__EXERCISE OBJECTIVE__:
Identify each line containing the word "First" and copy it.

__DATASET RECORDS__:

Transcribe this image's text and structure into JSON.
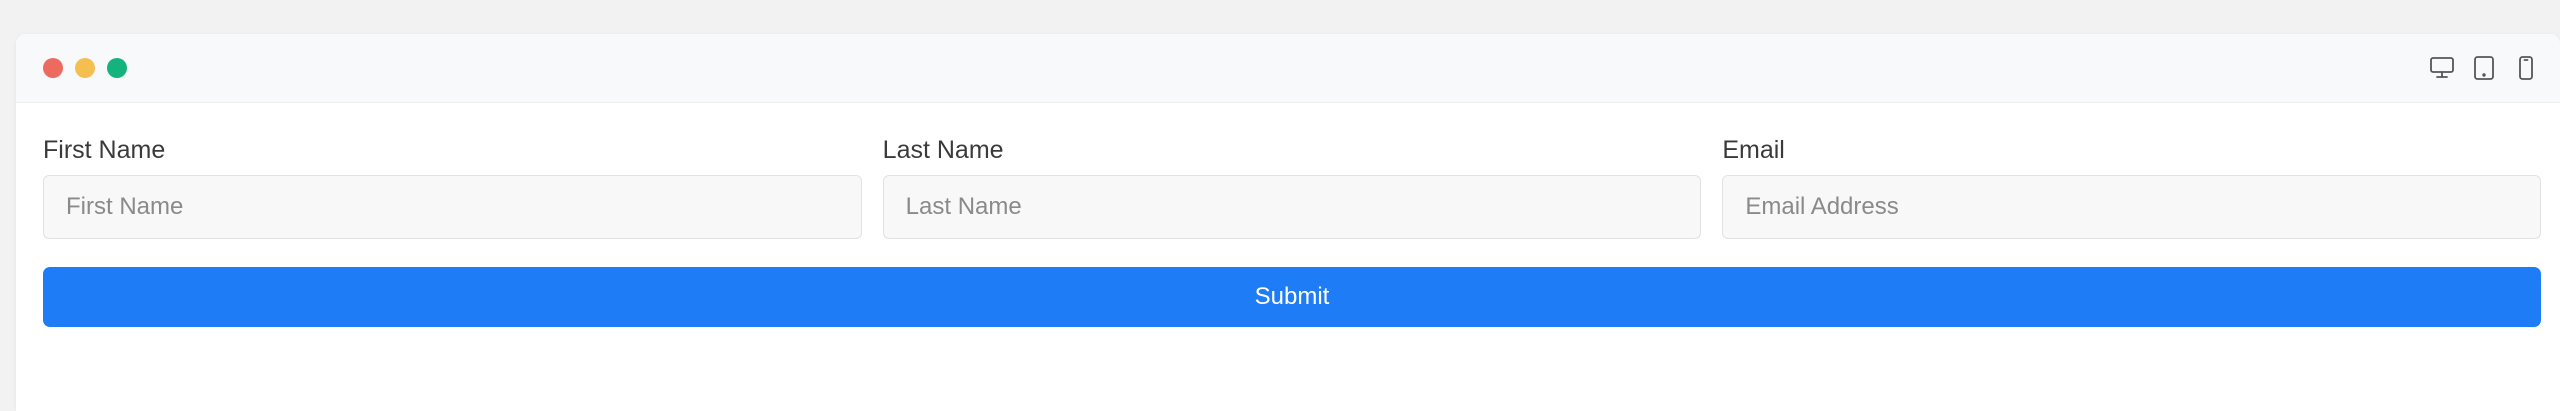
{
  "window": {
    "traffic_lights": [
      {
        "name": "close",
        "color": "#ed6a5e"
      },
      {
        "name": "minimize",
        "color": "#f5bf4f"
      },
      {
        "name": "maximize",
        "color": "#14b37d"
      }
    ],
    "device_icons": [
      "desktop-icon",
      "tablet-icon",
      "mobile-icon"
    ]
  },
  "form": {
    "fields": [
      {
        "label": "First Name",
        "placeholder": "First Name",
        "value": ""
      },
      {
        "label": "Last Name",
        "placeholder": "Last Name",
        "value": ""
      },
      {
        "label": "Email",
        "placeholder": "Email Address",
        "value": ""
      }
    ],
    "submit_label": "Submit"
  },
  "colors": {
    "accent": "#1e7cf7",
    "background": "#f2f2f2",
    "titlebar": "#f8f9fa"
  }
}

__TASK SOLUTION__:
        "label": "First Name",
        "placeholder": "First Name",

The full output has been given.